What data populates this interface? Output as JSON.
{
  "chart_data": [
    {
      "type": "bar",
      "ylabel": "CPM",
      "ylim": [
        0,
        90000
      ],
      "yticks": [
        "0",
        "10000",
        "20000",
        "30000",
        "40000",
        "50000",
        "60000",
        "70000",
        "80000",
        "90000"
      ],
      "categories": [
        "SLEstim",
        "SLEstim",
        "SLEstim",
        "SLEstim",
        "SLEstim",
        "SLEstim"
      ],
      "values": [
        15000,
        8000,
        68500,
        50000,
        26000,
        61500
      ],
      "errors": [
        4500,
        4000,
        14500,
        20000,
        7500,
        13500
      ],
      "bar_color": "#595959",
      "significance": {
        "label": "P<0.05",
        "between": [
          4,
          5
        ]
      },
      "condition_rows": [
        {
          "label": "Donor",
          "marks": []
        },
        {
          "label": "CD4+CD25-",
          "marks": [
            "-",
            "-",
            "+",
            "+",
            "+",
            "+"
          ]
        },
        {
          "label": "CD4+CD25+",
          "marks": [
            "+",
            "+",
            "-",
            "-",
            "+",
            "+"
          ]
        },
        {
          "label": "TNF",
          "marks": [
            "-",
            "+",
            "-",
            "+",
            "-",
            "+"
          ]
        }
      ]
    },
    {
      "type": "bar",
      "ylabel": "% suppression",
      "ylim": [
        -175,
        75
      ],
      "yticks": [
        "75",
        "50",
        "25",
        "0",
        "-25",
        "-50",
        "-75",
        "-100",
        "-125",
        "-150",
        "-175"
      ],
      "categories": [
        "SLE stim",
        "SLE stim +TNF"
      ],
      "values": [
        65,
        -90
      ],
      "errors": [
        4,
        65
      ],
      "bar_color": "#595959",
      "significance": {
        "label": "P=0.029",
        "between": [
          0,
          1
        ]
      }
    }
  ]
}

####################

◆ **What to do**: Using the material above, print every entry exactly as written.

◆ **Finished answer**:
What data populates this interface? Output as JSON.
{
  "chart_data": [
    {
      "type": "bar",
      "ylabel": "CPM",
      "ylim": [
        0,
        90000
      ],
      "yticks": [
        "0",
        "10000",
        "20000",
        "30000",
        "40000",
        "50000",
        "60000",
        "70000",
        "80000",
        "90000"
      ],
      "categories": [
        "SLEstim",
        "SLEstim",
        "SLEstim",
        "SLEstim",
        "SLEstim",
        "SLEstim"
      ],
      "values": [
        15000,
        8000,
        68500,
        50000,
        26000,
        61500
      ],
      "errors": [
        4500,
        4000,
        14500,
        20000,
        7500,
        13500
      ],
      "bar_color": "#595959",
      "significance": {
        "label": "P<0.05",
        "between": [
          4,
          5
        ]
      },
      "condition_rows": [
        {
          "label": "Donor",
          "marks": []
        },
        {
          "label": "CD4+CD25-",
          "marks": [
            "-",
            "-",
            "+",
            "+",
            "+",
            "+"
          ]
        },
        {
          "label": "CD4+CD25+",
          "marks": [
            "+",
            "+",
            "-",
            "-",
            "+",
            "+"
          ]
        },
        {
          "label": "TNF",
          "marks": [
            "-",
            "+",
            "-",
            "+",
            "-",
            "+"
          ]
        }
      ]
    },
    {
      "type": "bar",
      "ylabel": "% suppression",
      "ylim": [
        -175,
        75
      ],
      "yticks": [
        "75",
        "50",
        "25",
        "0",
        "-25",
        "-50",
        "-75",
        "-100",
        "-125",
        "-150",
        "-175"
      ],
      "categories": [
        "SLE stim",
        "SLE stim +TNF"
      ],
      "values": [
        65,
        -90
      ],
      "errors": [
        4,
        65
      ],
      "bar_color": "#595959",
      "significance": {
        "label": "P=0.029",
        "between": [
          0,
          1
        ]
      }
    }
  ]
}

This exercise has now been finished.